▶ [INPUT RECORDS]:
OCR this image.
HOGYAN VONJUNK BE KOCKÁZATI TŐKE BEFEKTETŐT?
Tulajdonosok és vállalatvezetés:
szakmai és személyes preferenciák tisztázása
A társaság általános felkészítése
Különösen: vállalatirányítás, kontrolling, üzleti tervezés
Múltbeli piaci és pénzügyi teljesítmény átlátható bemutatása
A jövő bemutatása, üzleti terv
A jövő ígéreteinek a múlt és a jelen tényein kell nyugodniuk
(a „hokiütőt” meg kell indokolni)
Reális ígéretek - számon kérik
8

--

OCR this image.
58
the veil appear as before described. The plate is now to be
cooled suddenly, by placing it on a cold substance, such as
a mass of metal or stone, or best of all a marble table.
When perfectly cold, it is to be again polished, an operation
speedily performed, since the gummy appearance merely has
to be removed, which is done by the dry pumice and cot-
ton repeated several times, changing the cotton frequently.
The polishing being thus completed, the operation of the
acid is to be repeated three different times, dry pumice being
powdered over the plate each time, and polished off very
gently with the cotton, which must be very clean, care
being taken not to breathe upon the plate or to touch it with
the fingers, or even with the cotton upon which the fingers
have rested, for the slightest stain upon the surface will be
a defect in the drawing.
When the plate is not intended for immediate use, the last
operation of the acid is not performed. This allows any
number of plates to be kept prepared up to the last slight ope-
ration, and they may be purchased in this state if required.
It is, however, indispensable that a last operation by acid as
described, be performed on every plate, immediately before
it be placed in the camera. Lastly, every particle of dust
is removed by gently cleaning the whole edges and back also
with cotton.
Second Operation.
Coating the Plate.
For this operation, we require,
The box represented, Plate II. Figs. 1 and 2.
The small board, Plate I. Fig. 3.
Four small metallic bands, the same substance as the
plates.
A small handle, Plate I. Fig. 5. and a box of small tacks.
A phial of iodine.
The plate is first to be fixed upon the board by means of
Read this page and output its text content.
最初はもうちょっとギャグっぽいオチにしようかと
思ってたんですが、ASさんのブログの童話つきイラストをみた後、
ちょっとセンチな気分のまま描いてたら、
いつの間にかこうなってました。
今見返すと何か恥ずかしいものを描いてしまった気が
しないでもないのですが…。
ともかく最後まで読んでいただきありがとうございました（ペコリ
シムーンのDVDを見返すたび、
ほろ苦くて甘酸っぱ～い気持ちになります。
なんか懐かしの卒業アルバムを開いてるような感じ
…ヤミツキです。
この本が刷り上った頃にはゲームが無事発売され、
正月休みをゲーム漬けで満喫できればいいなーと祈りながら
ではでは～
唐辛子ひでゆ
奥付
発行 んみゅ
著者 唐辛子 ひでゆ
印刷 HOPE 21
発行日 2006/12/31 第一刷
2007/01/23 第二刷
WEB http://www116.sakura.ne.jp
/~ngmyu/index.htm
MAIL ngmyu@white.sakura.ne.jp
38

▶ [GIVEN TASK]: Examine the records and report how many lines contain the string "removed". Only the number should be given.

▶ [EXERCISE RESULT]: 2